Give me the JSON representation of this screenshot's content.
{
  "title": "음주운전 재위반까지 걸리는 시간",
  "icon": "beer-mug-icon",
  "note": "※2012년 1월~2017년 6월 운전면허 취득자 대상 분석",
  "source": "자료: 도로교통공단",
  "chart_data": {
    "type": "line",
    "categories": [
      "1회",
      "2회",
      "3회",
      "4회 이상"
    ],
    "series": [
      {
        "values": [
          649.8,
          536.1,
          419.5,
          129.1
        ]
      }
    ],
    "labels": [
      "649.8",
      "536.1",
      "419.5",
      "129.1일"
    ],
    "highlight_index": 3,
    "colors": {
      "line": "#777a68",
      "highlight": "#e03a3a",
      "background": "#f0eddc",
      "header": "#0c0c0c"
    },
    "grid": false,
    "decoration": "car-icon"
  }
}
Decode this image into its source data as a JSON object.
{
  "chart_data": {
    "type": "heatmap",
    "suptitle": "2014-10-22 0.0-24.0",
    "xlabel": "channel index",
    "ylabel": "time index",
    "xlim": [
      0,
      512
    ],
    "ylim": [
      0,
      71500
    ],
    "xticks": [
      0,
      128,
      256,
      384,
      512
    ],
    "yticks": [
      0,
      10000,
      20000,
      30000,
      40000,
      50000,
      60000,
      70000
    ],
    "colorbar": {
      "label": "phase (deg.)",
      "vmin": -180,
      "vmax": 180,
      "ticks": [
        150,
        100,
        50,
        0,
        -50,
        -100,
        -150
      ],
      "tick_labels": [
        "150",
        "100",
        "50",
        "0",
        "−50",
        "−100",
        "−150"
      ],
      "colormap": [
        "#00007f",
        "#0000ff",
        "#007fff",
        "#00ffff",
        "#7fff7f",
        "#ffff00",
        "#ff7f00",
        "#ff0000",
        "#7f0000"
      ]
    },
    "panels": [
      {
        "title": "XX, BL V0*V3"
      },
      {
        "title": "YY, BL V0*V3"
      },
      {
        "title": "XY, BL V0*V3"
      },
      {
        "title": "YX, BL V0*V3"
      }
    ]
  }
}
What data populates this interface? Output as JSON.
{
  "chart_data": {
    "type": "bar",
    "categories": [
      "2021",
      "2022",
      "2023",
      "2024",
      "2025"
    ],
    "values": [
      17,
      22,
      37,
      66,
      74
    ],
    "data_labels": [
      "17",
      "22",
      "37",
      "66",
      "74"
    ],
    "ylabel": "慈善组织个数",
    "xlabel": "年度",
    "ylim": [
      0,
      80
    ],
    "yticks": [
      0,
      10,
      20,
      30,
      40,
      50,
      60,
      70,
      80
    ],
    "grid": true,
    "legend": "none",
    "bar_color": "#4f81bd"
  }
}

━━━━━━━━

### Task to carry out
Each line above must be reproduced exactly as it stands.

### Full response
Give me the JSON representation of this screenshot's content.
{
  "title": "음주운전 재위반까지 걸리는 시간",
  "icon": "beer-mug-icon",
  "note": "※2012년 1월~2017년 6월 운전면허 취득자 대상 분석",
  "source": "자료: 도로교통공단",
  "chart_data": {
    "type": "line",
    "categories": [
      "1회",
      "2회",
      "3회",
      "4회 이상"
    ],
    "series": [
      {
        "values": [
          649.8,
          536.1,
          419.5,
          129.1
        ]
      }
    ],
    "labels": [
      "649.8",
      "536.1",
      "419.5",
      "129.1일"
    ],
    "highlight_index": 3,
    "colors": {
      "line": "#777a68",
      "highlight": "#e03a3a",
      "background": "#f0eddc",
      "header": "#0c0c0c"
    },
    "grid": false,
    "decoration": "car-icon"
  }
}
Decode this image into its source data as a JSON object.
{
  "chart_data": {
    "type": "heatmap",
    "suptitle": "2014-10-22 0.0-24.0",
    "xlabel": "channel index",
    "ylabel": "time index",
    "xlim": [
      0,
      512
    ],
    "ylim": [
      0,
      71500
    ],
    "xticks": [
      0,
      128,
      256,
      384,
      512
    ],
    "yticks": [
      0,
      10000,
      20000,
      30000,
      40000,
      50000,
      60000,
      70000
    ],
    "colorbar": {
      "label": "phase (deg.)",
      "vmin": -180,
      "vmax": 180,
      "ticks": [
        150,
        100,
        50,
        0,
        -50,
        -100,
        -150
      ],
      "tick_labels": [
        "150",
        "100",
        "50",
        "0",
        "−50",
        "−100",
        "−150"
      ],
      "colormap": [
        "#00007f",
        "#0000ff",
        "#007fff",
        "#00ffff",
        "#7fff7f",
        "#ffff00",
        "#ff7f00",
        "#ff0000",
        "#7f0000"
      ]
    },
    "panels": [
      {
        "title": "XX, BL V0*V3"
      },
      {
        "title": "YY, BL V0*V3"
      },
      {
        "title": "XY, BL V0*V3"
      },
      {
        "title": "YX, BL V0*V3"
      }
    ]
  }
}
What data populates this interface? Output as JSON.
{
  "chart_data": {
    "type": "bar",
    "categories": [
      "2021",
      "2022",
      "2023",
      "2024",
      "2025"
    ],
    "values": [
      17,
      22,
      37,
      66,
      74
    ],
    "data_labels": [
      "17",
      "22",
      "37",
      "66",
      "74"
    ],
    "ylabel": "慈善组织个数",
    "xlabel": "年度",
    "ylim": [
      0,
      80
    ],
    "yticks": [
      0,
      10,
      20,
      30,
      40,
      50,
      60,
      70,
      80
    ],
    "grid": true,
    "legend": "none",
    "bar_color": "#4f81bd"
  }
}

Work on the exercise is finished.